##### INPUT
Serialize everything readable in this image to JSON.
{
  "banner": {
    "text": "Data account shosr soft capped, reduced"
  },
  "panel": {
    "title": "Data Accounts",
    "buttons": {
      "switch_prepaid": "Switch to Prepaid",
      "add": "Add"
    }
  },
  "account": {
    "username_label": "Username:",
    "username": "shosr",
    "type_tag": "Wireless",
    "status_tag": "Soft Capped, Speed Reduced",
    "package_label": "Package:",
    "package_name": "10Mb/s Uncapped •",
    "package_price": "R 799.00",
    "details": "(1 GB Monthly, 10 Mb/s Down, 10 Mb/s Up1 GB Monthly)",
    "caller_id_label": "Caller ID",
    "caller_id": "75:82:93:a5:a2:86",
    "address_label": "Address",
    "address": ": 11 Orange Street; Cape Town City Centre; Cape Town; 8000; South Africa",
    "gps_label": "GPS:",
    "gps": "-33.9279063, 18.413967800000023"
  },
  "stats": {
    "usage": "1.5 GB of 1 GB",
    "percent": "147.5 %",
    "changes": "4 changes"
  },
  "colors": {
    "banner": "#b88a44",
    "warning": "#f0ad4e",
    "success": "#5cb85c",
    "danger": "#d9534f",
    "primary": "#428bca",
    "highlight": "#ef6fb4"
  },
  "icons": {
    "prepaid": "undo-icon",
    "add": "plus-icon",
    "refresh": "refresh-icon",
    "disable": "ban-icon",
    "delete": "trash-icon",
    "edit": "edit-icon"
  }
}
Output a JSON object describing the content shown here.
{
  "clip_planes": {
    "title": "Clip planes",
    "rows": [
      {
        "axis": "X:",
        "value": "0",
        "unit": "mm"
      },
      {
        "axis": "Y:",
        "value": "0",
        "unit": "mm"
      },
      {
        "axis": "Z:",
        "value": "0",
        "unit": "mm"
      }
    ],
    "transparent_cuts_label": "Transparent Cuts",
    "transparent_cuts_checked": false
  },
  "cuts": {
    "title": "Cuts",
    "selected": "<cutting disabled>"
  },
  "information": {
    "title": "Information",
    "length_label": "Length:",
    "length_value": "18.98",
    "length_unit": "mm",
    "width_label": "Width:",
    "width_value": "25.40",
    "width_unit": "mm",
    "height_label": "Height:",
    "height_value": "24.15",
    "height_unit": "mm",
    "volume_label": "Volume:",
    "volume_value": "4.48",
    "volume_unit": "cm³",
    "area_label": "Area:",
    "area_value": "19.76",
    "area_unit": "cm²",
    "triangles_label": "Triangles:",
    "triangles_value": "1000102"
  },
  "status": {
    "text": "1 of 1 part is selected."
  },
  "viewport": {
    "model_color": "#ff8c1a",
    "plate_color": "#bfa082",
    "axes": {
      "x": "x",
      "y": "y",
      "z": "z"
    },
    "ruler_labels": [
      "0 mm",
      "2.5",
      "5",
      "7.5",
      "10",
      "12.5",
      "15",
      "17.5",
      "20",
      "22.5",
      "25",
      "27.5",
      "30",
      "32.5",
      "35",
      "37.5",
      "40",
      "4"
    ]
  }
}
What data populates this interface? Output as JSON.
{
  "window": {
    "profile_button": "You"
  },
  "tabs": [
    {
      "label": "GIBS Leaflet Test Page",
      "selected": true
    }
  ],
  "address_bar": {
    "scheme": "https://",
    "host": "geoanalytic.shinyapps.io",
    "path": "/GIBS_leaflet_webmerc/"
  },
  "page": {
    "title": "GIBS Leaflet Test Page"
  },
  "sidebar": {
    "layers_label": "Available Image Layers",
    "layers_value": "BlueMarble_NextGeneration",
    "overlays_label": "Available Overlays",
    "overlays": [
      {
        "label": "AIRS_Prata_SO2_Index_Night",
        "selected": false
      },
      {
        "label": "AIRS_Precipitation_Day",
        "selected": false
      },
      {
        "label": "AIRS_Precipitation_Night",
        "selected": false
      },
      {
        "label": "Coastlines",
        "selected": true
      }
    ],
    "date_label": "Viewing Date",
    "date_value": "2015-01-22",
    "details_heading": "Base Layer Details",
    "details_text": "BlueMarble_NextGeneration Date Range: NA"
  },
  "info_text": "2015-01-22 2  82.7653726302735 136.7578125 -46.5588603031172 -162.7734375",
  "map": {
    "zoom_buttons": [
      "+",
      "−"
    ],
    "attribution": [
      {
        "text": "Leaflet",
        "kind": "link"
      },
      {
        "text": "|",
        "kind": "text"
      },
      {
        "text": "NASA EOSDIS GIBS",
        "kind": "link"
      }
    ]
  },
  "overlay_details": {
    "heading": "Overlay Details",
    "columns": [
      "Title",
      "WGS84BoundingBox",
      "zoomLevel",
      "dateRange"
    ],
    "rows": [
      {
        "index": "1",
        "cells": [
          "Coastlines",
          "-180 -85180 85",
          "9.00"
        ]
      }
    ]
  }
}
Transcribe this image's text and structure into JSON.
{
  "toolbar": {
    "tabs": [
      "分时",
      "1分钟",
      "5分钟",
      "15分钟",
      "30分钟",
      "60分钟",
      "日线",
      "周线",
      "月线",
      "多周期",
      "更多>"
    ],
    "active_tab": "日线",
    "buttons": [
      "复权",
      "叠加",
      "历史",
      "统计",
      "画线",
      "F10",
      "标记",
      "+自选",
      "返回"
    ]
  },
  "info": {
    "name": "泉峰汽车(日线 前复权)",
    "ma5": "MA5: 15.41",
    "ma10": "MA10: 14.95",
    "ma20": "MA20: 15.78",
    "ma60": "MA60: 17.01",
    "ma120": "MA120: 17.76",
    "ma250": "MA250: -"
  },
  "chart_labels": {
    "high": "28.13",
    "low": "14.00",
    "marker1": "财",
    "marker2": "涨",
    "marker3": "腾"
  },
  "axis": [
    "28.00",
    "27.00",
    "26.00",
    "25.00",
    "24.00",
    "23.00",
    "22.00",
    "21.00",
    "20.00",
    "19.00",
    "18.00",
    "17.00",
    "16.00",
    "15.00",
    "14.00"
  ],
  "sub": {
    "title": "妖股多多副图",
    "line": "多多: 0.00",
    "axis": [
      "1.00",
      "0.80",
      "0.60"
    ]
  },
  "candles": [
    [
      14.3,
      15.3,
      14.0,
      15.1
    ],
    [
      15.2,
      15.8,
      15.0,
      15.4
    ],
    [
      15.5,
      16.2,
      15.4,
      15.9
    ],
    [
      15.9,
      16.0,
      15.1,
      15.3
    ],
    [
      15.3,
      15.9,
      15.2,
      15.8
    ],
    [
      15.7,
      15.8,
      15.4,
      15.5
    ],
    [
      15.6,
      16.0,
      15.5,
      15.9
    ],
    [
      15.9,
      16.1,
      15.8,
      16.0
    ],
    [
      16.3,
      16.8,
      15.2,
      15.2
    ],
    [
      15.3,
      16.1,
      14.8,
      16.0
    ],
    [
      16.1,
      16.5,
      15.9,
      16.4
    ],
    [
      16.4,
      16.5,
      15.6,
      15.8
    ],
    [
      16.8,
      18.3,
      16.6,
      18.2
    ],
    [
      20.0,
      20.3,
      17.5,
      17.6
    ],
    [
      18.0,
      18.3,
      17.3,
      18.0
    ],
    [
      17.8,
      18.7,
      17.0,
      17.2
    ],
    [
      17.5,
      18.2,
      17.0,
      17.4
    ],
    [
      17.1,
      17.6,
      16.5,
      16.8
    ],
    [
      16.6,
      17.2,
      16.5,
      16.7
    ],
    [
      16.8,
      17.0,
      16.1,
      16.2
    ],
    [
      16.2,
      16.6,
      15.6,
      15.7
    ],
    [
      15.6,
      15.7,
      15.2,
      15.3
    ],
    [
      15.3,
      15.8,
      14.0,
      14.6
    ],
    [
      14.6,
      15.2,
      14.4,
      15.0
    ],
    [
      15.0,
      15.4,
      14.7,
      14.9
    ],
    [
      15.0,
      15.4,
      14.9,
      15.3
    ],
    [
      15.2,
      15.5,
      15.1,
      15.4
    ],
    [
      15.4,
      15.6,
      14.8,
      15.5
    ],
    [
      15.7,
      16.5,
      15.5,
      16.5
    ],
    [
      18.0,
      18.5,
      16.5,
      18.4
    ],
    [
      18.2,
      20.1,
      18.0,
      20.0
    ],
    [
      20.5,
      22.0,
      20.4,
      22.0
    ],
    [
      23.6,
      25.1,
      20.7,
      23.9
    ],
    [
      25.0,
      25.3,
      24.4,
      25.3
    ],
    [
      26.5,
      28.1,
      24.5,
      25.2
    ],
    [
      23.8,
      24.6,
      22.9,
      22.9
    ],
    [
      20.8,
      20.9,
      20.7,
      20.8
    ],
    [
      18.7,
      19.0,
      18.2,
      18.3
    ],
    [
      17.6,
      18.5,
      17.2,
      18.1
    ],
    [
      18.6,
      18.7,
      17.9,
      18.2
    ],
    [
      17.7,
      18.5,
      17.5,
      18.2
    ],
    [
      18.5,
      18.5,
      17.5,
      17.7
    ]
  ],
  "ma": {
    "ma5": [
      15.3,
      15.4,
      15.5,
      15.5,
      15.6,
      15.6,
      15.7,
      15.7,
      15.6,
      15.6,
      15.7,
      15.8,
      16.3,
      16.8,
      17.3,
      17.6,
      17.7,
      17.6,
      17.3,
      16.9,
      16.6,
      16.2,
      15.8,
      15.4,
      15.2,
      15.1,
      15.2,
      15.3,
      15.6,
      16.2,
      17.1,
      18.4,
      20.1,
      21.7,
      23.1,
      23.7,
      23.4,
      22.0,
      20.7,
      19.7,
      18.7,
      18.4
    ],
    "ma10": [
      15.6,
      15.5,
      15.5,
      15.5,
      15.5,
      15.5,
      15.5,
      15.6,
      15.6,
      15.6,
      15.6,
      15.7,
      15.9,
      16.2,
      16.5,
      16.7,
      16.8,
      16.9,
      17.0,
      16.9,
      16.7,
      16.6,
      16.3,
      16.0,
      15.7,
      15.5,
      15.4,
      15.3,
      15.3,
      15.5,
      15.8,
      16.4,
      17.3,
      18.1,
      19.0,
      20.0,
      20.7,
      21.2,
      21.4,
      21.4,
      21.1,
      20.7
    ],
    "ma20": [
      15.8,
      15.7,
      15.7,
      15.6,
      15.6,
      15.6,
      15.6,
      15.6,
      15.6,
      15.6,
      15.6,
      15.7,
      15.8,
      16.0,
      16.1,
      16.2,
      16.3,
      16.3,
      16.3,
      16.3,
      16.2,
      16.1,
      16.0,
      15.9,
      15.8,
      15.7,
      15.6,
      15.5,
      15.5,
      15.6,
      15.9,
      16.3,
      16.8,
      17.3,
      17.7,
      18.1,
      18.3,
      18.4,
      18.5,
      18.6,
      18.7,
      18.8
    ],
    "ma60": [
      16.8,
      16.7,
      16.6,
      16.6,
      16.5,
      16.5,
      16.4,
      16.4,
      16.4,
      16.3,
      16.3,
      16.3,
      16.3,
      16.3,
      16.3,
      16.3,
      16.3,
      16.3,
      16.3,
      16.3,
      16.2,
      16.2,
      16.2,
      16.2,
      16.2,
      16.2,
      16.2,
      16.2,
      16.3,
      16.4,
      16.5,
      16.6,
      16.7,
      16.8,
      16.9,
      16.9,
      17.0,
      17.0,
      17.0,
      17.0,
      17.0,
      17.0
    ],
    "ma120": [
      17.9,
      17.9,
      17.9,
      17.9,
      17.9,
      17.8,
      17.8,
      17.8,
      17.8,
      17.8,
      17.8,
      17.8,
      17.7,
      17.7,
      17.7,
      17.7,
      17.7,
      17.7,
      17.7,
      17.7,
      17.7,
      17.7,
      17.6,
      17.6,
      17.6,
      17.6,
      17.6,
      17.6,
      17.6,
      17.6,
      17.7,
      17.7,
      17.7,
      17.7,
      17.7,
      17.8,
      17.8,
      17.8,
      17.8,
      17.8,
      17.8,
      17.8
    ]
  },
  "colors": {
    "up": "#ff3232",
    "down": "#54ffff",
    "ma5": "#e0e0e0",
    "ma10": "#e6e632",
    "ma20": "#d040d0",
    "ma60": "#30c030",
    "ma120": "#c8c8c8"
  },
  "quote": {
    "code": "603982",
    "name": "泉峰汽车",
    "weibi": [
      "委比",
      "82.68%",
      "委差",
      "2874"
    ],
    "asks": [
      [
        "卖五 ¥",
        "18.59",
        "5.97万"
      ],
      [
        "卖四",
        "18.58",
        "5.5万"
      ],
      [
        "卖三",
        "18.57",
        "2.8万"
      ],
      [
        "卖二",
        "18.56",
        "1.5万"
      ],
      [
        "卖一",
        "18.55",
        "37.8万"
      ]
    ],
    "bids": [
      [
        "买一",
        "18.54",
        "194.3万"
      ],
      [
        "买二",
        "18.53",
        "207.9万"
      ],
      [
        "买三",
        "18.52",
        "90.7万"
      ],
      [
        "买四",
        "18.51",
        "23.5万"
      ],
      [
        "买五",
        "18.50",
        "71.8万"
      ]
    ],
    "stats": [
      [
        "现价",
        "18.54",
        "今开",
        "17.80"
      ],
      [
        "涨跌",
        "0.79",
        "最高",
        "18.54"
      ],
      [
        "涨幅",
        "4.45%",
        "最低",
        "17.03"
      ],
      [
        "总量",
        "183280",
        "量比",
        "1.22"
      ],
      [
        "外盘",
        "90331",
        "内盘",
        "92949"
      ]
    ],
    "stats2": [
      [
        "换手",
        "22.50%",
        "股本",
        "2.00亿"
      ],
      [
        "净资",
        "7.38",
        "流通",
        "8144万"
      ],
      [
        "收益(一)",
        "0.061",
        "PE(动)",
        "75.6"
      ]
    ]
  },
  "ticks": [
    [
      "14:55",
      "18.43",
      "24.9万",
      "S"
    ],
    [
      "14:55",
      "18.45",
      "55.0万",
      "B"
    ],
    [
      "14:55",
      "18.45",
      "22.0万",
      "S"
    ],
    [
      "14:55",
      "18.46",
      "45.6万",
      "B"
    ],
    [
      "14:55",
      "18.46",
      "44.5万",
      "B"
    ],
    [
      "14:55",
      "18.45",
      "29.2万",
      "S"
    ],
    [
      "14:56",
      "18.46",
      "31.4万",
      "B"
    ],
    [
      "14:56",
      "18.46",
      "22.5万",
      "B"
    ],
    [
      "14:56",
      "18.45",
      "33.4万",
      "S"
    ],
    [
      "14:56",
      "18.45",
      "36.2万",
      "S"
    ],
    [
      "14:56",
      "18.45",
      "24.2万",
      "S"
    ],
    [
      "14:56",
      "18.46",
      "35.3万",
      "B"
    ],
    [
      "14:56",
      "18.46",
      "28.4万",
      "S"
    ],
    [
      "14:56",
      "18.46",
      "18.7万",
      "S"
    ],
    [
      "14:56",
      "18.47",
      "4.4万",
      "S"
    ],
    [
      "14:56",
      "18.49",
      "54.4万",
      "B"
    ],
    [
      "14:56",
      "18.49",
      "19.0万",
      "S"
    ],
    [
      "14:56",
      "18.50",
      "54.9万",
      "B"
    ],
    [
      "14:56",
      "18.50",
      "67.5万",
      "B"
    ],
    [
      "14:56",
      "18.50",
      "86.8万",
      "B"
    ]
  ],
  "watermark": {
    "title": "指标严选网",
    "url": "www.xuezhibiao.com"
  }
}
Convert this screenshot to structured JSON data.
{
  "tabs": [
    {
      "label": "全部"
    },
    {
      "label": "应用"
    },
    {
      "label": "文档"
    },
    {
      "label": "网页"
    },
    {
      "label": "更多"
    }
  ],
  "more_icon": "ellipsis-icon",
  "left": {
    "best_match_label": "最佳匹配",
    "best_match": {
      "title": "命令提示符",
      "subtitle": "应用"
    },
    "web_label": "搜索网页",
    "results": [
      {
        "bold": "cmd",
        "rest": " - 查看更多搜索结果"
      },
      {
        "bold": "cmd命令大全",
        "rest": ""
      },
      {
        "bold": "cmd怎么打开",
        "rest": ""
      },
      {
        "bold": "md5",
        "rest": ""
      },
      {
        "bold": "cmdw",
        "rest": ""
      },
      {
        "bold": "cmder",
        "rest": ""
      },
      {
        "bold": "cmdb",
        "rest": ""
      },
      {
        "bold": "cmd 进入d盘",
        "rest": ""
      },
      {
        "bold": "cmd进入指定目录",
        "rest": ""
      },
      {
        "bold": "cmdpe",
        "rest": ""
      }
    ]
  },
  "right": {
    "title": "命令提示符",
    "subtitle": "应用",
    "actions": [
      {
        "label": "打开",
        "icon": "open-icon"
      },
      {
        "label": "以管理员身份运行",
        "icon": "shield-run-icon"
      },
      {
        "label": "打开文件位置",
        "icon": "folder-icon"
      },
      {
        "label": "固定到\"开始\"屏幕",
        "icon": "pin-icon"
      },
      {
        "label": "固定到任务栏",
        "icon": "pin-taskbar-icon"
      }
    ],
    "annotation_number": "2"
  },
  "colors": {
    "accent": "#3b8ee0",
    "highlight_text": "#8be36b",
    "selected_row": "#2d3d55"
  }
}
##########
**PROBLEM TO SOLVE:** In the entries above, find every line holding the word "JSON" and copy it out.

**IN RESPONSE:**
Serialize everything readable in this image to JSON.
Output a JSON object describing the content shown here.
What data populates this interface? Output as JSON.
Transcribe this image's text and structure into JSON.
Convert this screenshot to structured JSON data.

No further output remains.